_Given information_.
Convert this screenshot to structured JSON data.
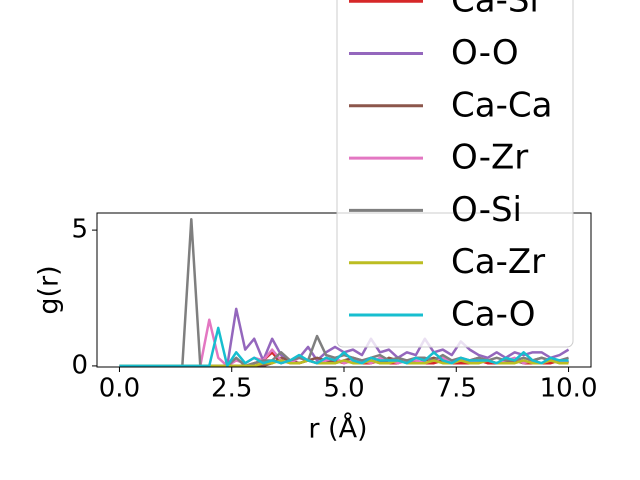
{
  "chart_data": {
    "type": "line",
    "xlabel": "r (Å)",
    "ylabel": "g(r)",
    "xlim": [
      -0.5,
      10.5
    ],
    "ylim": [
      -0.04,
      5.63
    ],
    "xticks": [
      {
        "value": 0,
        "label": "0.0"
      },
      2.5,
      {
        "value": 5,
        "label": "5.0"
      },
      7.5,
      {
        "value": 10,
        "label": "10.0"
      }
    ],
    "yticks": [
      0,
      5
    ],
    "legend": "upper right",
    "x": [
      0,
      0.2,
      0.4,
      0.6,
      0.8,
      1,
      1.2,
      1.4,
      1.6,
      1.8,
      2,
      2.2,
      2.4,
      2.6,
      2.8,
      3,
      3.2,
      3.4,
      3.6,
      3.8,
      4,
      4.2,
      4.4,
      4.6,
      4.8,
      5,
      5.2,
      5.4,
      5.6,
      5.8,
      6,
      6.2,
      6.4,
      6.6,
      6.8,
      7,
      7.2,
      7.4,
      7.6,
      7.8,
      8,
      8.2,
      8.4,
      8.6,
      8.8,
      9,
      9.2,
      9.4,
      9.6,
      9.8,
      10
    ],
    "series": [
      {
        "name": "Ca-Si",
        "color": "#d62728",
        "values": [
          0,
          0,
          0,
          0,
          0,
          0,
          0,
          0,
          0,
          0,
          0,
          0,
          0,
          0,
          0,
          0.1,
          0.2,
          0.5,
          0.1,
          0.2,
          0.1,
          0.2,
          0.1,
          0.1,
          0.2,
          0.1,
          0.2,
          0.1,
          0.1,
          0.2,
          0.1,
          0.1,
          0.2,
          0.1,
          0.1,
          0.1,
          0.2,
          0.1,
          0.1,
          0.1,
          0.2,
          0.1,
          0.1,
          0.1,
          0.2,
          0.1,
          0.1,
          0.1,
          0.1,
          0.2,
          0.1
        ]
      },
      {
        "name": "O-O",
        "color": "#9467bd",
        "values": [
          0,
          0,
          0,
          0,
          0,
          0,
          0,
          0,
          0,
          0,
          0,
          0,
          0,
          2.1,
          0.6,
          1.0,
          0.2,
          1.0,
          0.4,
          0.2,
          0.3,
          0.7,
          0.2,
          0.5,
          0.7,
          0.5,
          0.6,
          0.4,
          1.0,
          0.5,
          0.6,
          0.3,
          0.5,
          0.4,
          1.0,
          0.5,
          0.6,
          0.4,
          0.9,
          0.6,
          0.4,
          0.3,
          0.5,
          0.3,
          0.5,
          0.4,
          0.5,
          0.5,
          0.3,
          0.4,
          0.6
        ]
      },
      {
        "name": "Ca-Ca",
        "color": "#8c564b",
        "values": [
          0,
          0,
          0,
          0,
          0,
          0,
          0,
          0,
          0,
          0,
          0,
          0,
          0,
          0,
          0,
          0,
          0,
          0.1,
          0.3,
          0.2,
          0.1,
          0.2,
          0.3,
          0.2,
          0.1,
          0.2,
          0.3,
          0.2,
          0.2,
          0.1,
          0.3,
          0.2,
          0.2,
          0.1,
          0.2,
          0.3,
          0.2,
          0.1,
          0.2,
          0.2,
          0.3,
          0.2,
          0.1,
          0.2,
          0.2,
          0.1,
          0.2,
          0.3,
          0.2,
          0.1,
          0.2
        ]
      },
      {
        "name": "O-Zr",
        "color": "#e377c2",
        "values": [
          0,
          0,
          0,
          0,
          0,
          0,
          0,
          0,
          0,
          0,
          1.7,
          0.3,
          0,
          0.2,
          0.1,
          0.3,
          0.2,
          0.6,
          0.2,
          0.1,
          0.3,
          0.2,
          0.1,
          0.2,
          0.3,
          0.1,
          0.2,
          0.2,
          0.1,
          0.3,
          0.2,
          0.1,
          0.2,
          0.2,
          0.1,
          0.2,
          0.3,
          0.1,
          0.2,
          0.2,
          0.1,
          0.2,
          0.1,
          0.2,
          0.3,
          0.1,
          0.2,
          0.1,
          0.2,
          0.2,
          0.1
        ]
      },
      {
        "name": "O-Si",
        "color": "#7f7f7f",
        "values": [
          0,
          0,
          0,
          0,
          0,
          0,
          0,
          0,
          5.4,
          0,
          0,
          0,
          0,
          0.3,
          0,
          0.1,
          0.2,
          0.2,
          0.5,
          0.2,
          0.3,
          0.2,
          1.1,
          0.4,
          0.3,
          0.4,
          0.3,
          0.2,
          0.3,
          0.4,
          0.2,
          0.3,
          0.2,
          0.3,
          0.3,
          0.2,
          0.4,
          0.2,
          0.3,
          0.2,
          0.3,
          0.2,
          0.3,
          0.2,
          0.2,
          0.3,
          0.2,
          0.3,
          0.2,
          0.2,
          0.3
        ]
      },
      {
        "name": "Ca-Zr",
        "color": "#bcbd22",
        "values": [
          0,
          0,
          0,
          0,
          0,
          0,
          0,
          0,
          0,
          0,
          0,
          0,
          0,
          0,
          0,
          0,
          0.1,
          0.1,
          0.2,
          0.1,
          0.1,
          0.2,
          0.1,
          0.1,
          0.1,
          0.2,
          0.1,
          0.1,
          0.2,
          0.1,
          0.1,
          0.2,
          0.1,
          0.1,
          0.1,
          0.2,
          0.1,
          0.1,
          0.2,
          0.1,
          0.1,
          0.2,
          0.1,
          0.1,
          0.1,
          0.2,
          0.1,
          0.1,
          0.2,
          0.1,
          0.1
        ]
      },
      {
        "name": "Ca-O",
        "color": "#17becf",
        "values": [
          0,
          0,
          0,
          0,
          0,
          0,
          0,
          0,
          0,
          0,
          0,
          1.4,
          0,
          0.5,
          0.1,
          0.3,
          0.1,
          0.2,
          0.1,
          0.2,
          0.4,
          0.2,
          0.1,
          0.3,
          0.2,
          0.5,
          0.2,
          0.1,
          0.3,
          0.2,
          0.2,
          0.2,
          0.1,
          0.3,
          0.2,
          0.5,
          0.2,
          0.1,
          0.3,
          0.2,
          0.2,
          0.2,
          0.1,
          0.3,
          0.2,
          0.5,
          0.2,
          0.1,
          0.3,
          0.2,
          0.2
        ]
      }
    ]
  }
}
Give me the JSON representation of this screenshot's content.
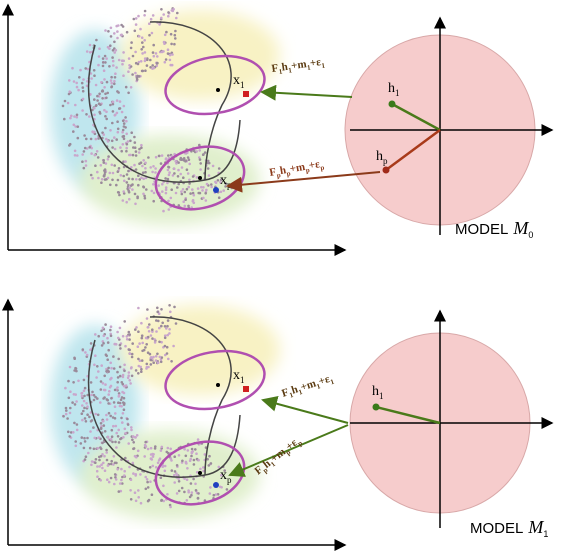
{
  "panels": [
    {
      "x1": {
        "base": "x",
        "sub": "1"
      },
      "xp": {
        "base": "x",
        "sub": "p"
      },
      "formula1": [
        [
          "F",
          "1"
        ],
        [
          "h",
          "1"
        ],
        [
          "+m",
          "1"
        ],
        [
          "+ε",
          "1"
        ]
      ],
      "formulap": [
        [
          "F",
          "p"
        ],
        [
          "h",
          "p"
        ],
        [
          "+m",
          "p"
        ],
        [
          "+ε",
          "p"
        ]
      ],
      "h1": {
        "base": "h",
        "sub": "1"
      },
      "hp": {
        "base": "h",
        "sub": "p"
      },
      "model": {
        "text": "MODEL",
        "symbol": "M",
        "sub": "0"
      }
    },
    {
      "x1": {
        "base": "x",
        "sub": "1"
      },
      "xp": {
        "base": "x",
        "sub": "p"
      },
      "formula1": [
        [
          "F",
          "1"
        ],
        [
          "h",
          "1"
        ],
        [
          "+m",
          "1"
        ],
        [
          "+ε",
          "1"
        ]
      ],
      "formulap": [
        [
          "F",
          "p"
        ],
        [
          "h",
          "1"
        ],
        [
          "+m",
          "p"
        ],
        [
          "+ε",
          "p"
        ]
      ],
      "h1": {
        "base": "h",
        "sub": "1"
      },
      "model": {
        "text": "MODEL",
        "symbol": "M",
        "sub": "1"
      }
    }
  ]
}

_To be done_. Reproduce each entry precisely. Leave the pictures out.

_Response below_.
Convert this screenshot to structured JSON data.
{
  "chart_data": {
    "type": "line",
    "xlabel": "r (Å)",
    "ylabel": "g(r)",
    "xlim": [
      -0.5,
      10.5
    ],
    "ylim": [
      -0.04,
      5.63
    ],
    "xticks": [
      {
        "value": 0,
        "label": "0.0"
      },
      2.5,
      {
        "value": 5,
        "label": "5.0"
      },
      7.5,
      {
        "value": 10,
        "label": "10.0"
      }
    ],
    "yticks": [
      0,
      5
    ],
    "legend": "upper right",
    "x": [
      0,
      0.2,
      0.4,
      0.6,
      0.8,
      1,
      1.2,
      1.4,
      1.6,
      1.8,
      2,
      2.2,
      2.4,
      2.6,
      2.8,
      3,
      3.2,
      3.4,
      3.6,
      3.8,
      4,
      4.2,
      4.4,
      4.6,
      4.8,
      5,
      5.2,
      5.4,
      5.6,
      5.8,
      6,
      6.2,
      6.4,
      6.6,
      6.8,
      7,
      7.2,
      7.4,
      7.6,
      7.8,
      8,
      8.2,
      8.4,
      8.6,
      8.8,
      9,
      9.2,
      9.4,
      9.6,
      9.8,
      10
    ],
    "series": [
      {
        "name": "Ca-Si",
        "color": "#d62728",
        "values": [
          0,
          0,
          0,
          0,
          0,
          0,
          0,
          0,
          0,
          0,
          0,
          0,
          0,
          0,
          0,
          0.1,
          0.2,
          0.5,
          0.1,
          0.2,
          0.1,
          0.2,
          0.1,
          0.1,
          0.2,
          0.1,
          0.2,
          0.1,
          0.1,
          0.2,
          0.1,
          0.1,
          0.2,
          0.1,
          0.1,
          0.1,
          0.2,
          0.1,
          0.1,
          0.1,
          0.2,
          0.1,
          0.1,
          0.1,
          0.2,
          0.1,
          0.1,
          0.1,
          0.1,
          0.2,
          0.1
        ]
      },
      {
        "name": "O-O",
        "color": "#9467bd",
        "values": [
          0,
          0,
          0,
          0,
          0,
          0,
          0,
          0,
          0,
          0,
          0,
          0,
          0,
          2.1,
          0.6,
          1.0,
          0.2,
          1.0,
          0.4,
          0.2,
          0.3,
          0.7,
          0.2,
          0.5,
          0.7,
          0.5,
          0.6,
          0.4,
          1.0,
          0.5,
          0.6,
          0.3,
          0.5,
          0.4,
          1.0,
          0.5,
          0.6,
          0.4,
          0.9,
          0.6,
          0.4,
          0.3,
          0.5,
          0.3,
          0.5,
          0.4,
          0.5,
          0.5,
          0.3,
          0.4,
          0.6
        ]
      },
      {
        "name": "Ca-Ca",
        "color": "#8c564b",
        "values": [
          0,
          0,
          0,
          0,
          0,
          0,
          0,
          0,
          0,
          0,
          0,
          0,
          0,
          0,
          0,
          0,
          0,
          0.1,
          0.3,
          0.2,
          0.1,
          0.2,
          0.3,
          0.2,
          0.1,
          0.2,
          0.3,
          0.2,
          0.2,
          0.1,
          0.3,
          0.2,
          0.2,
          0.1,
          0.2,
          0.3,
          0.2,
          0.1,
          0.2,
          0.2,
          0.3,
          0.2,
          0.1,
          0.2,
          0.2,
          0.1,
          0.2,
          0.3,
          0.2,
          0.1,
          0.2
        ]
      },
      {
        "name": "O-Zr",
        "color": "#e377c2",
        "values": [
          0,
          0,
          0,
          0,
          0,
          0,
          0,
          0,
          0,
          0,
          1.7,
          0.3,
          0,
          0.2,
          0.1,
          0.3,
          0.2,
          0.6,
          0.2,
          0.1,
          0.3,
          0.2,
          0.1,
          0.2,
          0.3,
          0.1,
          0.2,
          0.2,
          0.1,
          0.3,
          0.2,
          0.1,
          0.2,
          0.2,
          0.1,
          0.2,
          0.3,
          0.1,
          0.2,
          0.2,
          0.1,
          0.2,
          0.1,
          0.2,
          0.3,
          0.1,
          0.2,
          0.1,
          0.2,
          0.2,
          0.1
        ]
      },
      {
        "name": "O-Si",
        "color": "#7f7f7f",
        "values": [
          0,
          0,
          0,
          0,
          0,
          0,
          0,
          0,
          5.4,
          0,
          0,
          0,
          0,
          0.3,
          0,
          0.1,
          0.2,
          0.2,
          0.5,
          0.2,
          0.3,
          0.2,
          1.1,
          0.4,
          0.3,
          0.4,
          0.3,
          0.2,
          0.3,
          0.4,
          0.2,
          0.3,
          0.2,
          0.3,
          0.3,
          0.2,
          0.4,
          0.2,
          0.3,
          0.2,
          0.3,
          0.2,
          0.3,
          0.2,
          0.2,
          0.3,
          0.2,
          0.3,
          0.2,
          0.2,
          0.3
        ]
      },
      {
        "name": "Ca-Zr",
        "color": "#bcbd22",
        "values": [
          0,
          0,
          0,
          0,
          0,
          0,
          0,
          0,
          0,
          0,
          0,
          0,
          0,
          0,
          0,
          0,
          0.1,
          0.1,
          0.2,
          0.1,
          0.1,
          0.2,
          0.1,
          0.1,
          0.1,
          0.2,
          0.1,
          0.1,
          0.2,
          0.1,
          0.1,
          0.2,
          0.1,
          0.1,
          0.1,
          0.2,
          0.1,
          0.1,
          0.2,
          0.1,
          0.1,
          0.2,
          0.1,
          0.1,
          0.1,
          0.2,
          0.1,
          0.1,
          0.2,
          0.1,
          0.1
        ]
      },
      {
        "name": "Ca-O",
        "color": "#17becf",
        "values": [
          0,
          0,
          0,
          0,
          0,
          0,
          0,
          0,
          0,
          0,
          0,
          1.4,
          0,
          0.5,
          0.1,
          0.3,
          0.1,
          0.2,
          0.1,
          0.2,
          0.4,
          0.2,
          0.1,
          0.3,
          0.2,
          0.5,
          0.2,
          0.1,
          0.3,
          0.2,
          0.2,
          0.2,
          0.1,
          0.3,
          0.2,
          0.5,
          0.2,
          0.1,
          0.3,
          0.2,
          0.2,
          0.2,
          0.1,
          0.3,
          0.2,
          0.5,
          0.2,
          0.1,
          0.3,
          0.2,
          0.2
        ]
      }
    ]
  }
}
Give me the JSON representation of this screenshot's content.
{
  "panels": [
    {
      "x1": {
        "base": "x",
        "sub": "1"
      },
      "xp": {
        "base": "x",
        "sub": "p"
      },
      "formula1": [
        [
          "F",
          "1"
        ],
        [
          "h",
          "1"
        ],
        [
          "+m",
          "1"
        ],
        [
          "+ε",
          "1"
        ]
      ],
      "formulap": [
        [
          "F",
          "p"
        ],
        [
          "h",
          "p"
        ],
        [
          "+m",
          "p"
        ],
        [
          "+ε",
          "p"
        ]
      ],
      "h1": {
        "base": "h",
        "sub": "1"
      },
      "hp": {
        "base": "h",
        "sub": "p"
      },
      "model": {
        "text": "MODEL",
        "symbol": "M",
        "sub": "0"
      }
    },
    {
      "x1": {
        "base": "x",
        "sub": "1"
      },
      "xp": {
        "base": "x",
        "sub": "p"
      },
      "formula1": [
        [
          "F",
          "1"
        ],
        [
          "h",
          "1"
        ],
        [
          "+m",
          "1"
        ],
        [
          "+ε",
          "1"
        ]
      ],
      "formulap": [
        [
          "F",
          "p"
        ],
        [
          "h",
          "1"
        ],
        [
          "+m",
          "p"
        ],
        [
          "+ε",
          "p"
        ]
      ],
      "h1": {
        "base": "h",
        "sub": "1"
      },
      "model": {
        "text": "MODEL",
        "symbol": "M",
        "sub": "1"
      }
    }
  ]
}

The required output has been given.